> **YOUR INSTRUCTIONS**
Carry none of the pictures over; set down the material below exactly.

> **DATA EXCERPTS**
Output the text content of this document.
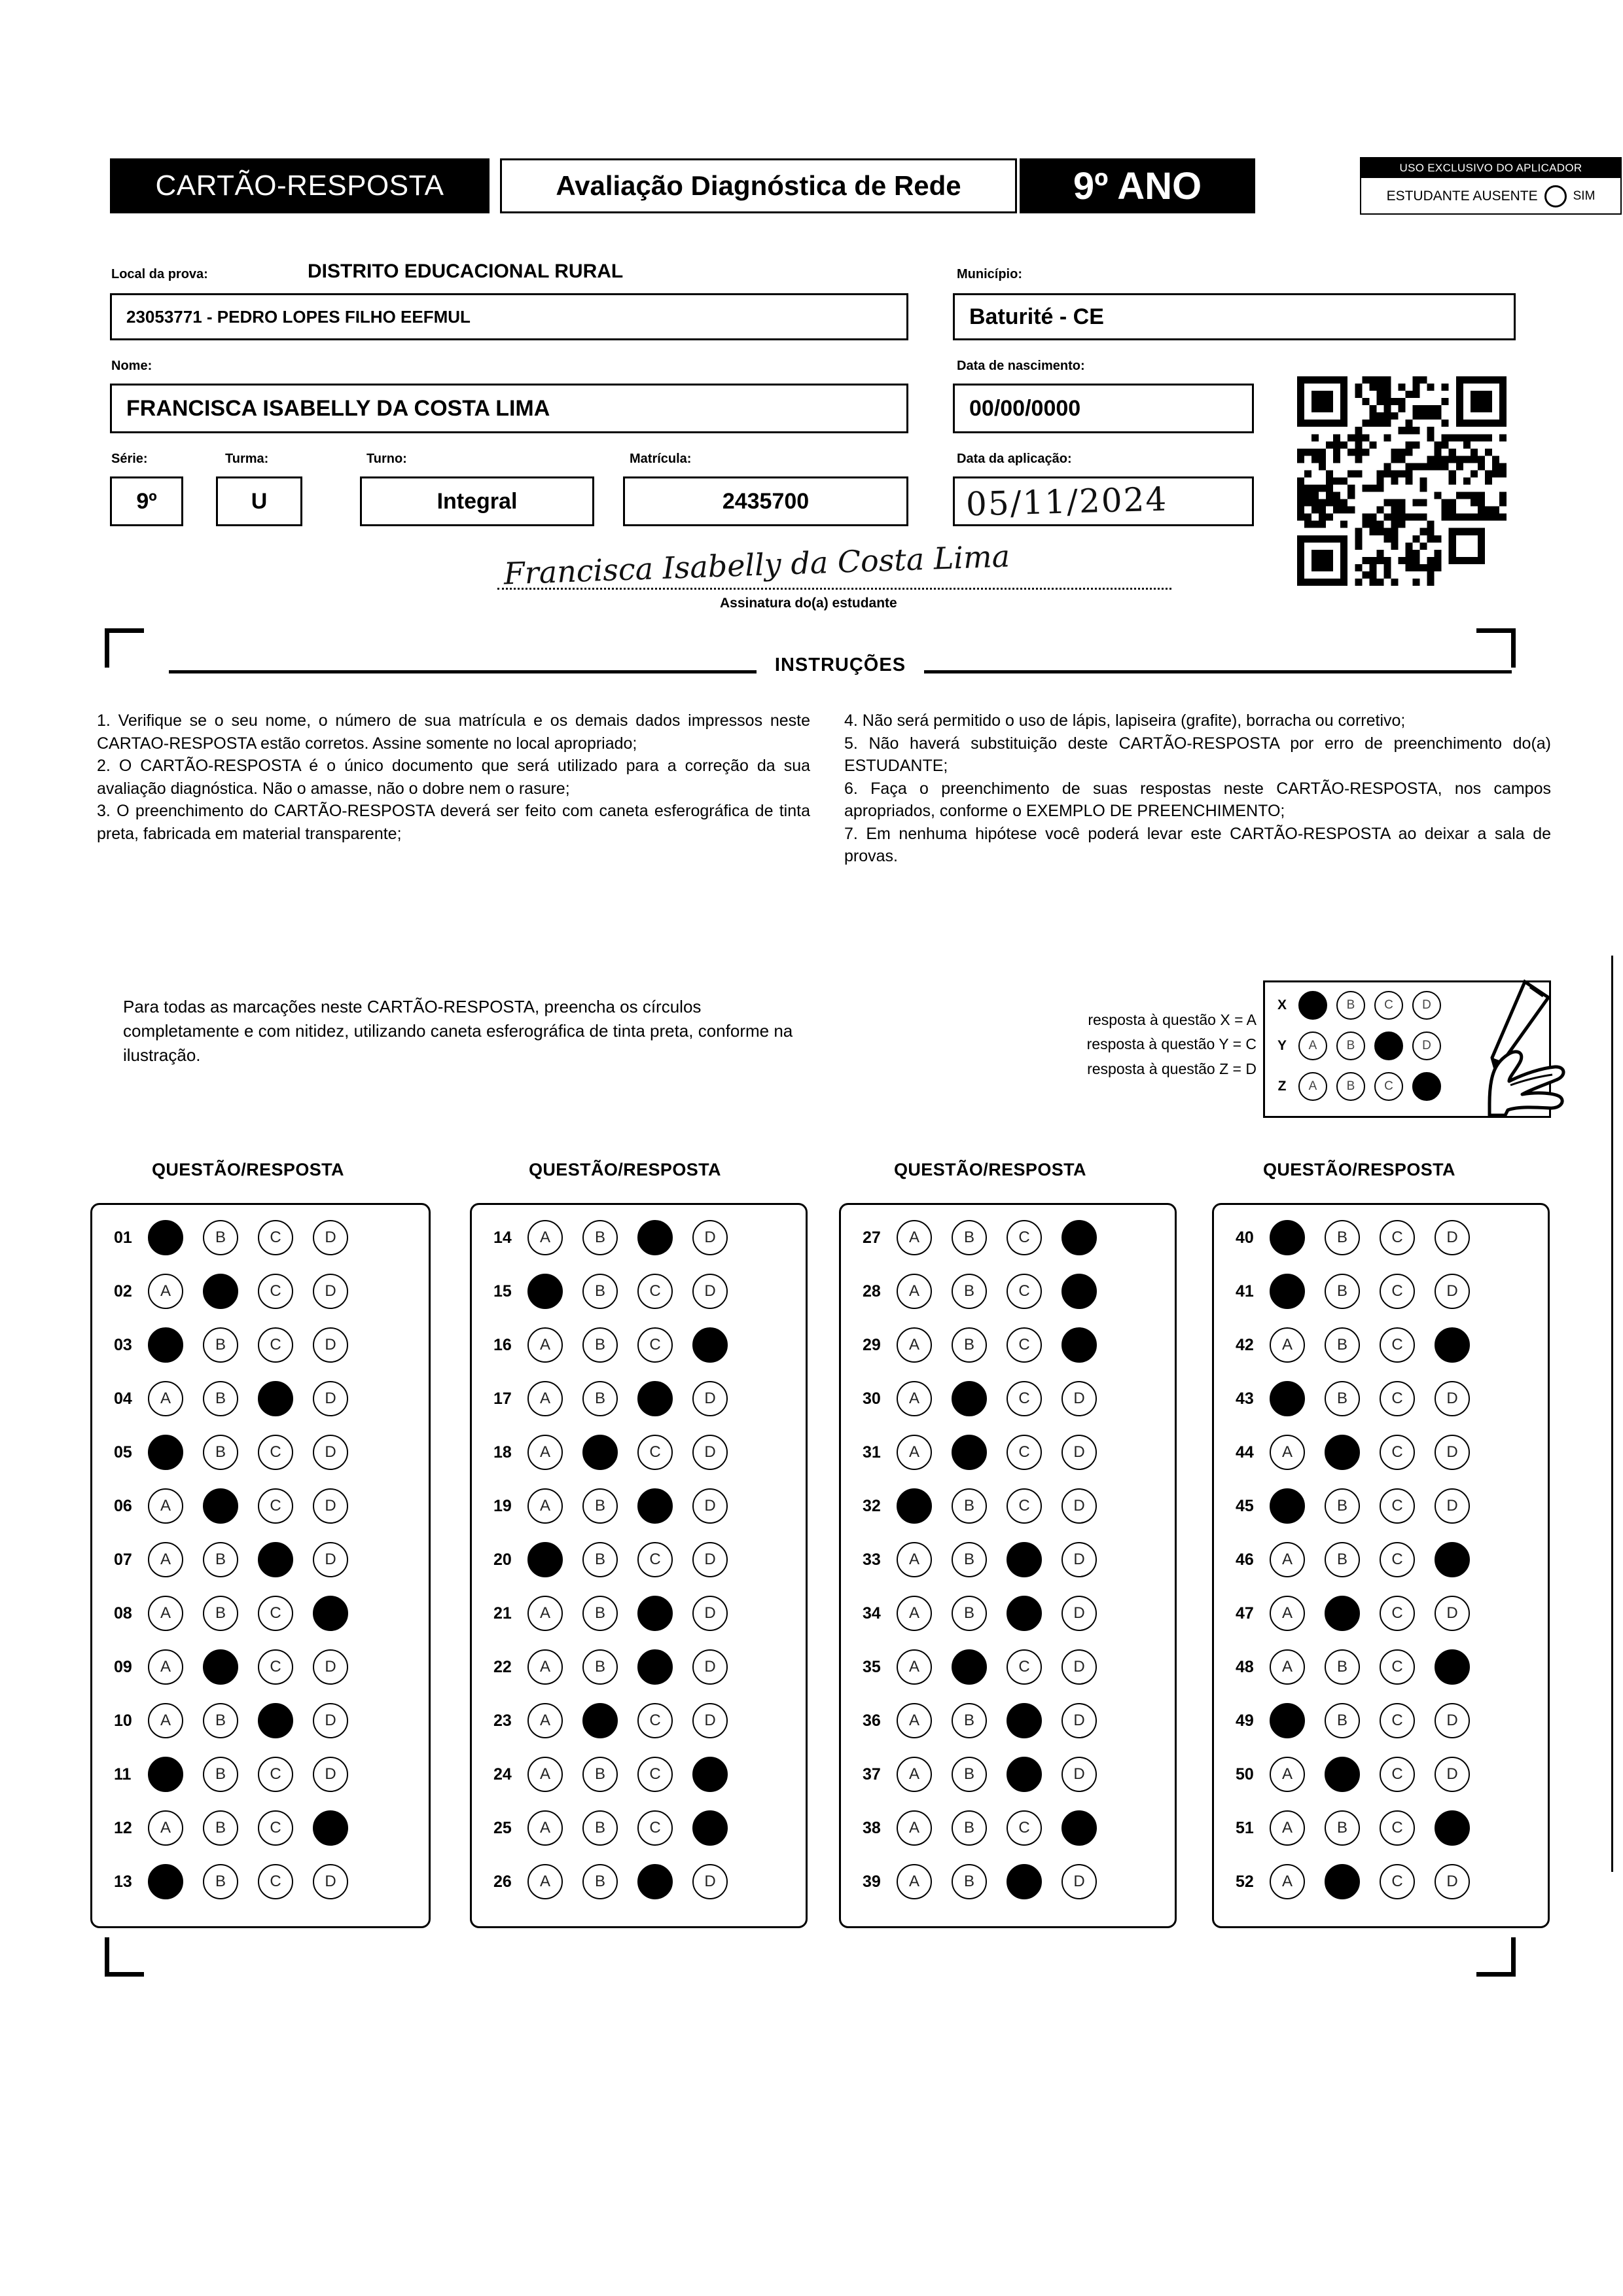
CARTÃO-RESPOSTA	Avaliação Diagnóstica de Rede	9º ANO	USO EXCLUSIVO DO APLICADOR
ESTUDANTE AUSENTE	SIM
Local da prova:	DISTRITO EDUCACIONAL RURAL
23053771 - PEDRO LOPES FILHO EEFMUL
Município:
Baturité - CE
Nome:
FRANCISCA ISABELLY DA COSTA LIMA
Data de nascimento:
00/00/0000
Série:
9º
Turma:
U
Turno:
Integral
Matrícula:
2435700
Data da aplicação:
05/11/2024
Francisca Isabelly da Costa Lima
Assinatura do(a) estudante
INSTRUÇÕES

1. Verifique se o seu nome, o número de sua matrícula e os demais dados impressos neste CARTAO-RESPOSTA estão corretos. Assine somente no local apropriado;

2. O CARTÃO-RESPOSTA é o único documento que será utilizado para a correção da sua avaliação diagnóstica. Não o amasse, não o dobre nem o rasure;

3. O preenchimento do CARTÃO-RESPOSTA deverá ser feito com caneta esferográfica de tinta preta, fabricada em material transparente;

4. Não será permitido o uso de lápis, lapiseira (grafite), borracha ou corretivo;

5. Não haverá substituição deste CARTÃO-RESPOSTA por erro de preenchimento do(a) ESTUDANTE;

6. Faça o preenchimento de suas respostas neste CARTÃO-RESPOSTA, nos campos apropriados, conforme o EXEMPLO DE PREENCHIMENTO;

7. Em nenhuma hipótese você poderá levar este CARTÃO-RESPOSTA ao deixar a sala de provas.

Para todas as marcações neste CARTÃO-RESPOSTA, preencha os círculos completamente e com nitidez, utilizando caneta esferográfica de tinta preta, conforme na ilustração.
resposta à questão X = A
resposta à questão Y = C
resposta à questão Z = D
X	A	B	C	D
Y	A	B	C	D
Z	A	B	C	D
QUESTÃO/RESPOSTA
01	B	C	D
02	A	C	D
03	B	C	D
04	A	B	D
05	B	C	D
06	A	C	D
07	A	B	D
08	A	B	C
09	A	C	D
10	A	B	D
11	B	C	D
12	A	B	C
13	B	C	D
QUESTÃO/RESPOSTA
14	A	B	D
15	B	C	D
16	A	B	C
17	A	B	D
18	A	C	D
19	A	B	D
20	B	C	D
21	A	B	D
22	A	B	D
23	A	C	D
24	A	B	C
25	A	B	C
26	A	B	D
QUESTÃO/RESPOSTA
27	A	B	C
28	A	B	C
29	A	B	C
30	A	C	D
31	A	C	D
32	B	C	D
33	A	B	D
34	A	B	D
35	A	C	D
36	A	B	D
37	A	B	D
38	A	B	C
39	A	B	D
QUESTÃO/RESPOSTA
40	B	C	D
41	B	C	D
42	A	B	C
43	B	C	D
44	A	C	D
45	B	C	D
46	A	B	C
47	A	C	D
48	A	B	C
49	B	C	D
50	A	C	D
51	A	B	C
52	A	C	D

> **RESULT**
Output the text content of this document.
CARTÃO-RESPOSTA	Avaliação Diagnóstica de Rede	9º ANO	USO EXCLUSIVO DO APLICADOR
ESTUDANTE AUSENTE	SIM
Local da prova:	DISTRITO EDUCACIONAL RURAL
23053771 - PEDRO LOPES FILHO EEFMUL
Município:
Baturité - CE
Nome:
FRANCISCA ISABELLY DA COSTA LIMA
Data de nascimento:
00/00/0000
Série:
9º
Turma:
U
Turno:
Integral
Matrícula:
2435700
Data da aplicação:
05/11/2024
Francisca Isabelly da Costa Lima
Assinatura do(a) estudante
INSTRUÇÕES

1. Verifique se o seu nome, o número de sua matrícula e os demais dados impressos neste CARTAO-RESPOSTA estão corretos. Assine somente no local apropriado;

2. O CARTÃO-RESPOSTA é o único documento que será utilizado para a correção da sua avaliação diagnóstica. Não o amasse, não o dobre nem o rasure;

3. O preenchimento do CARTÃO-RESPOSTA deverá ser feito com caneta esferográfica de tinta preta, fabricada em material transparente;

4. Não será permitido o uso de lápis, lapiseira (grafite), borracha ou corretivo;

5. Não haverá substituição deste CARTÃO-RESPOSTA por erro de preenchimento do(a) ESTUDANTE;

6. Faça o preenchimento de suas respostas neste CARTÃO-RESPOSTA, nos campos apropriados, conforme o EXEMPLO DE PREENCHIMENTO;

7. Em nenhuma hipótese você poderá levar este CARTÃO-RESPOSTA ao deixar a sala de provas.

Para todas as marcações neste CARTÃO-RESPOSTA, preencha os círculos completamente e com nitidez, utilizando caneta esferográfica de tinta preta, conforme na ilustração.
resposta à questão X = A
resposta à questão Y = C
resposta à questão Z = D
X	A	B	C	D
Y	A	B	C	D
Z	A	B	C	D
QUESTÃO/RESPOSTA
01	B	C	D
02	A	C	D
03	B	C	D
04	A	B	D
05	B	C	D
06	A	C	D
07	A	B	D
08	A	B	C
09	A	C	D
10	A	B	D
11	B	C	D
12	A	B	C
13	B	C	D
QUESTÃO/RESPOSTA
14	A	B	D
15	B	C	D
16	A	B	C
17	A	B	D
18	A	C	D
19	A	B	D
20	B	C	D
21	A	B	D
22	A	B	D
23	A	C	D
24	A	B	C
25	A	B	C
26	A	B	D
QUESTÃO/RESPOSTA
27	A	B	C
28	A	B	C
29	A	B	C
30	A	C	D
31	A	C	D
32	B	C	D
33	A	B	D
34	A	B	D
35	A	C	D
36	A	B	D
37	A	B	D
38	A	B	C
39	A	B	D
QUESTÃO/RESPOSTA
40	B	C	D
41	B	C	D
42	A	B	C
43	B	C	D
44	A	C	D
45	B	C	D
46	A	B	C
47	A	C	D
48	A	B	C
49	B	C	D
50	A	C	D
51	A	B	C
52	A	C	D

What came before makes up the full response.